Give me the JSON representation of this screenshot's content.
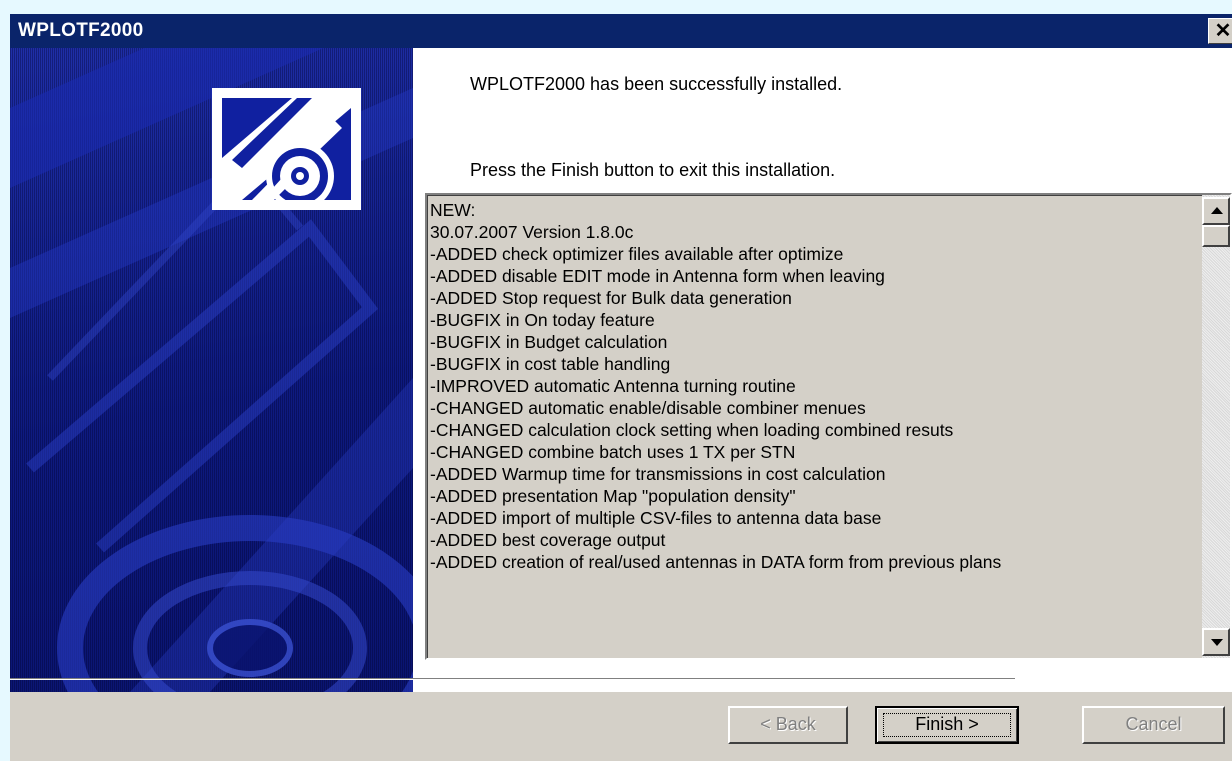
{
  "window": {
    "title": "WPLOTF2000",
    "close_glyph": "✕"
  },
  "content": {
    "message_installed": "WPLOTF2000 has been successfully installed.",
    "message_finish": "Press the Finish button to exit this installation.",
    "release_notes": [
      "NEW:",
      "30.07.2007 Version 1.8.0c",
      "-ADDED check optimizer files available after optimize",
      "-ADDED disable EDIT mode in Antenna form when leaving",
      "-ADDED Stop request for Bulk data generation",
      "-BUGFIX in On today feature",
      "-BUGFIX in Budget calculation",
      "-BUGFIX in cost table handling",
      "-IMPROVED automatic Antenna turning routine",
      "-CHANGED automatic enable/disable combiner menues",
      "-CHANGED calculation clock setting when loading combined resuts",
      "-CHANGED combine batch uses 1 TX per STN",
      "-ADDED Warmup time for transmissions in cost calculation",
      "-ADDED presentation Map \"population density\"",
      "-ADDED import of multiple CSV-files to antenna data base",
      "-ADDED best coverage output",
      "-ADDED creation of real/used antennas in DATA form from previous plans"
    ]
  },
  "buttons": {
    "back_label": "< Back",
    "finish_label": "Finish >",
    "cancel_label": "Cancel"
  },
  "icons": {
    "close": "close-icon",
    "scroll_up": "scroll-up-arrow-icon",
    "scroll_down": "scroll-down-arrow-icon",
    "installer_logo": "installer-cd-logo-icon"
  },
  "colors": {
    "titlebar": "#0a246a",
    "side_panel": "#0e1a80",
    "dialog_face": "#d4d0c8",
    "desktop": "#e6f9ff"
  }
}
━━━━━━
▶ **Goal**: Reply with one number only: the count of lines in the entries that contain "scroll".

▶ **Answer for the task**: 2